* REQUIREMENTS:
Reproduce each of the rows below verbatim, leaving out the pictures.

Element-and-box listings
+++

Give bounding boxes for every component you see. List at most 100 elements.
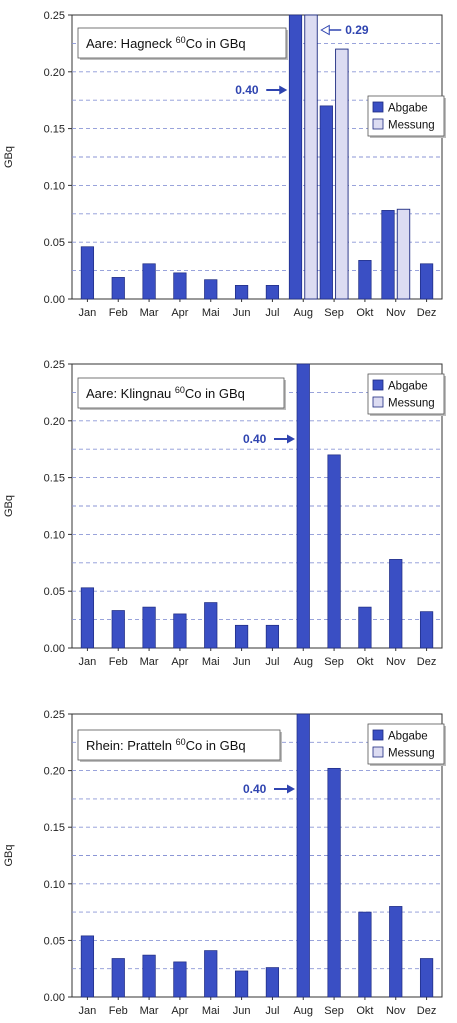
x-tick-label: Jun bbox=[233, 307, 251, 319]
bar-abgabe-jul bbox=[265, 967, 280, 998]
legend-label-abgabe: Abgabe bbox=[388, 103, 428, 115]
bar-abgabe-okt bbox=[358, 606, 372, 649]
bar-abgabe-dez bbox=[419, 958, 434, 998]
x-tick-label: Okt bbox=[356, 1005, 373, 1017]
annotation-arrow-head bbox=[279, 85, 288, 95]
bar-abgabe-mar bbox=[142, 954, 156, 998]
bar-abgabe-jan bbox=[80, 246, 95, 300]
legend-label-abgabe: Abgabe bbox=[388, 731, 428, 743]
bar-messung-sep bbox=[335, 48, 349, 300]
bar-abgabe-jun bbox=[234, 285, 249, 300]
y-tick-label: 0.20 bbox=[44, 416, 65, 428]
y-tick-label: 0.25 bbox=[44, 709, 65, 721]
bar-abgabe-sep bbox=[327, 454, 341, 649]
annotation-label: 0.29 bbox=[345, 23, 369, 37]
y-tick-label: 0.25 bbox=[44, 359, 65, 371]
legend: Abgabe Messung bbox=[367, 723, 446, 766]
x-tick-label: Mai bbox=[202, 307, 220, 319]
y-tick-label: 0.00 bbox=[44, 294, 65, 306]
x-tick-label: Feb bbox=[109, 656, 128, 668]
x-tick-label: Aug bbox=[293, 307, 313, 319]
annotation-arrow-head bbox=[287, 784, 295, 794]
chart-panel-2: 0.00 0.05 0.10 0.15 0.20 0.25 GBq Jan Feb Mar Apr M… bbox=[3, 359, 446, 668]
bar-abgabe-aug bbox=[288, 14, 303, 300]
title-box bbox=[77, 729, 281, 761]
bar-abgabe-sep bbox=[327, 767, 341, 998]
x-tick-label: Apr bbox=[171, 1005, 188, 1017]
bar-abgabe-apr bbox=[173, 272, 187, 300]
bar-abgabe-mai bbox=[204, 279, 218, 300]
x-tick-label: Nov bbox=[386, 656, 406, 668]
y-tick-label: 0.15 bbox=[44, 822, 65, 834]
bar-abgabe-jun bbox=[234, 970, 249, 998]
x-tick-label: Dez bbox=[417, 656, 437, 668]
chart-panel-1: 0.00 0.05 0.10 0.15 0.20 0.25 GBq Jan Feb Mar Apr M… bbox=[3, 10, 446, 319]
y-tick-label: 0.20 bbox=[44, 67, 65, 79]
x-tick-label: Okt bbox=[356, 307, 373, 319]
y-tick-label: 0.00 bbox=[44, 643, 65, 655]
chart-title-suffix: Co in GBq bbox=[185, 386, 245, 401]
x-tick-label: Jul bbox=[265, 307, 279, 319]
y-tick-label: 0.00 bbox=[44, 992, 65, 1004]
x-tick-label: Aug bbox=[293, 656, 313, 668]
legend-swatch-messung bbox=[372, 396, 384, 408]
bar-abgabe-jul bbox=[265, 624, 280, 649]
annotation-arrow-head bbox=[287, 434, 295, 444]
bar-abgabe-apr bbox=[173, 613, 187, 649]
legend-swatch-abgabe bbox=[372, 729, 384, 741]
x-tick-label: Apr bbox=[171, 656, 188, 668]
bar-abgabe-feb bbox=[111, 610, 125, 649]
chart-title-suffix: Co in GBq bbox=[186, 36, 246, 51]
bar-abgabe-jan bbox=[80, 935, 95, 998]
x-tick-label: Jun bbox=[233, 656, 251, 668]
x-tick-label: Jan bbox=[79, 307, 97, 319]
bar-messung-nov bbox=[396, 208, 411, 300]
y-axis-label: GBq bbox=[3, 146, 15, 168]
bar-abgabe-nov bbox=[389, 906, 403, 998]
x-tick-label: Dez bbox=[417, 1005, 437, 1017]
chart-title: Aare: Hagneck 60Co in GBq bbox=[86, 35, 246, 51]
bar-abgabe-dez bbox=[419, 263, 434, 300]
x-tick-label: Mar bbox=[140, 656, 159, 668]
bar-abgabe-nov bbox=[389, 559, 403, 649]
x-tick-label: Okt bbox=[356, 656, 373, 668]
x-tick-label: Jan bbox=[79, 656, 97, 668]
x-tick-label: Feb bbox=[109, 307, 128, 319]
x-tick-label: Dez bbox=[417, 307, 437, 319]
x-tick-label: Feb bbox=[109, 1005, 128, 1017]
bar-abgabe-apr bbox=[173, 961, 187, 998]
chart-title-prefix: Rhein: Pratteln bbox=[86, 738, 176, 753]
legend-swatch-abgabe bbox=[372, 379, 384, 391]
legend-swatch-messung bbox=[372, 118, 384, 130]
x-tick-label: Sep bbox=[324, 656, 344, 668]
bar-abgabe-jul bbox=[265, 285, 280, 300]
title-box bbox=[77, 377, 285, 409]
x-tick-label: Sep bbox=[324, 1005, 344, 1017]
y-axis-label: GBq bbox=[3, 495, 15, 517]
bar-abgabe-mai bbox=[204, 602, 218, 649]
y-tick-label: 0.25 bbox=[44, 10, 65, 22]
x-tick-label: Jul bbox=[265, 656, 279, 668]
bar-messung-aug bbox=[304, 14, 318, 300]
y-tick-label: 0.20 bbox=[44, 766, 65, 778]
bar-abgabe-nov bbox=[381, 210, 395, 300]
x-tick-label: Mar bbox=[140, 307, 159, 319]
legend-label-messung: Messung bbox=[388, 120, 435, 132]
annotation-label: 0.40 bbox=[243, 782, 267, 796]
y-tick-label: 0.10 bbox=[44, 529, 65, 541]
bar-abgabe-mai bbox=[204, 950, 218, 998]
y-axis-label: GBq bbox=[3, 844, 15, 866]
legend-swatch-messung bbox=[372, 746, 384, 758]
chart-title-prefix: Aare: Klingnau bbox=[86, 386, 175, 401]
y-tick-label: 0.05 bbox=[44, 935, 65, 947]
legend-swatch-abgabe bbox=[372, 101, 384, 113]
bar-abgabe-feb bbox=[111, 958, 125, 998]
bar-abgabe-feb bbox=[111, 277, 125, 300]
chart-title-prefix: Aare: Hagneck bbox=[86, 36, 176, 51]
chart-title-superscript: 60 bbox=[176, 737, 186, 747]
y-tick-label: 0.15 bbox=[44, 124, 65, 136]
chart-title-superscript: 60 bbox=[175, 385, 185, 395]
x-tick-label: Sep bbox=[324, 307, 344, 319]
bar-abgabe-mar bbox=[142, 263, 156, 300]
x-tick-label: Jan bbox=[79, 1005, 97, 1017]
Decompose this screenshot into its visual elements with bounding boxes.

+++

* ANSWER TO THIS EXERCISE:
Give bounding boxes for every component you see. List at most 100 elements.
x-tick-label: Jun bbox=[233, 307, 251, 319]
bar-abgabe-jul bbox=[265, 967, 280, 998]
legend-label-abgabe: Abgabe bbox=[388, 103, 428, 115]
bar-abgabe-okt bbox=[358, 606, 372, 649]
bar-abgabe-dez bbox=[419, 958, 434, 998]
x-tick-label: Okt bbox=[356, 1005, 373, 1017]
annotation-arrow-head bbox=[279, 85, 288, 95]
bar-abgabe-mar bbox=[142, 954, 156, 998]
bar-abgabe-jan bbox=[80, 246, 95, 300]
legend-label-abgabe: Abgabe bbox=[388, 731, 428, 743]
bar-messung-sep bbox=[335, 48, 349, 300]
bar-abgabe-jun bbox=[234, 285, 249, 300]
y-tick-label: 0.20 bbox=[44, 416, 65, 428]
y-tick-label: 0.25 bbox=[44, 709, 65, 721]
bar-abgabe-sep bbox=[327, 454, 341, 649]
annotation-label: 0.29 bbox=[345, 23, 369, 37]
y-tick-label: 0.25 bbox=[44, 359, 65, 371]
legend: Abgabe Messung bbox=[367, 723, 446, 766]
x-tick-label: Mai bbox=[202, 307, 220, 319]
y-tick-label: 0.00 bbox=[44, 294, 65, 306]
x-tick-label: Feb bbox=[109, 656, 128, 668]
x-tick-label: Aug bbox=[293, 307, 313, 319]
annotation-arrow-head bbox=[287, 784, 295, 794]
chart-panel-2: 0.00 0.05 0.10 0.15 0.20 0.25 GBq Jan Feb Mar Apr M… bbox=[3, 359, 446, 668]
bar-abgabe-aug bbox=[288, 14, 303, 300]
title-box bbox=[77, 729, 281, 761]
bar-abgabe-sep bbox=[327, 767, 341, 998]
x-tick-label: Apr bbox=[171, 1005, 188, 1017]
bar-abgabe-apr bbox=[173, 272, 187, 300]
bar-abgabe-mai bbox=[204, 279, 218, 300]
x-tick-label: Nov bbox=[386, 656, 406, 668]
y-tick-label: 0.15 bbox=[44, 822, 65, 834]
bar-abgabe-jun bbox=[234, 970, 249, 998]
x-tick-label: Dez bbox=[417, 656, 437, 668]
chart-panel-1: 0.00 0.05 0.10 0.15 0.20 0.25 GBq Jan Feb Mar Apr M… bbox=[3, 10, 446, 319]
y-tick-label: 0.20 bbox=[44, 67, 65, 79]
x-tick-label: Okt bbox=[356, 307, 373, 319]
y-tick-label: 0.00 bbox=[44, 643, 65, 655]
chart-title-suffix: Co in GBq bbox=[185, 386, 245, 401]
x-tick-label: Jul bbox=[265, 307, 279, 319]
y-tick-label: 0.00 bbox=[44, 992, 65, 1004]
x-tick-label: Aug bbox=[293, 656, 313, 668]
legend-swatch-messung bbox=[372, 396, 384, 408]
bar-abgabe-jul bbox=[265, 624, 280, 649]
annotation-arrow-head bbox=[287, 434, 295, 444]
bar-abgabe-apr bbox=[173, 613, 187, 649]
legend-swatch-abgabe bbox=[372, 729, 384, 741]
x-tick-label: Apr bbox=[171, 656, 188, 668]
bar-abgabe-feb bbox=[111, 610, 125, 649]
chart-title-suffix: Co in GBq bbox=[186, 36, 246, 51]
bar-abgabe-jan bbox=[80, 935, 95, 998]
x-tick-label: Jun bbox=[233, 656, 251, 668]
x-tick-label: Jan bbox=[79, 307, 97, 319]
bar-messung-nov bbox=[396, 208, 411, 300]
y-axis-label: GBq bbox=[3, 146, 15, 168]
bar-abgabe-nov bbox=[389, 906, 403, 998]
x-tick-label: Dez bbox=[417, 1005, 437, 1017]
chart-title: Aare: Hagneck 60Co in GBq bbox=[86, 35, 246, 51]
bar-abgabe-dez bbox=[419, 263, 434, 300]
x-tick-label: Mar bbox=[140, 656, 159, 668]
bar-abgabe-nov bbox=[389, 559, 403, 649]
x-tick-label: Okt bbox=[356, 656, 373, 668]
x-tick-label: Jan bbox=[79, 656, 97, 668]
x-tick-label: Feb bbox=[109, 307, 128, 319]
x-tick-label: Dez bbox=[417, 307, 437, 319]
x-tick-label: Feb bbox=[109, 1005, 128, 1017]
bar-abgabe-apr bbox=[173, 961, 187, 998]
chart-title-prefix: Rhein: Pratteln bbox=[86, 738, 176, 753]
legend-swatch-abgabe bbox=[372, 379, 384, 391]
legend-swatch-messung bbox=[372, 118, 384, 130]
x-tick-label: Sep bbox=[324, 656, 344, 668]
bar-abgabe-jul bbox=[265, 285, 280, 300]
title-box bbox=[77, 377, 285, 409]
x-tick-label: Sep bbox=[324, 1005, 344, 1017]
y-axis-label: GBq bbox=[3, 495, 15, 517]
bar-abgabe-mai bbox=[204, 602, 218, 649]
y-tick-label: 0.25 bbox=[44, 10, 65, 22]
x-tick-label: Jul bbox=[265, 656, 279, 668]
bar-messung-aug bbox=[304, 14, 318, 300]
y-tick-label: 0.20 bbox=[44, 766, 65, 778]
bar-abgabe-nov bbox=[381, 210, 395, 300]
x-tick-label: Mar bbox=[140, 307, 159, 319]
legend-label-messung: Messung bbox=[388, 120, 435, 132]
annotation-label: 0.40 bbox=[243, 782, 267, 796]
y-tick-label: 0.10 bbox=[44, 529, 65, 541]
bar-abgabe-mai bbox=[204, 950, 218, 998]
y-axis-label: GBq bbox=[3, 844, 15, 866]
legend-swatch-messung bbox=[372, 746, 384, 758]
chart-title-prefix: Aare: Klingnau bbox=[86, 386, 175, 401]
y-tick-label: 0.05 bbox=[44, 935, 65, 947]
legend-swatch-abgabe bbox=[372, 101, 384, 113]
bar-abgabe-feb bbox=[111, 958, 125, 998]
bar-abgabe-feb bbox=[111, 277, 125, 300]
chart-title-prefix: Aare: Hagneck bbox=[86, 36, 176, 51]
chart-title-superscript: 60 bbox=[176, 737, 186, 747]
y-tick-label: 0.15 bbox=[44, 124, 65, 136]
chart-title-superscript: 60 bbox=[175, 385, 185, 395]
x-tick-label: Sep bbox=[324, 307, 344, 319]
bar-abgabe-mar bbox=[142, 263, 156, 300]
x-tick-label: Jan bbox=[79, 1005, 97, 1017]
Decompose this screenshot into its visual elements with bounding boxes.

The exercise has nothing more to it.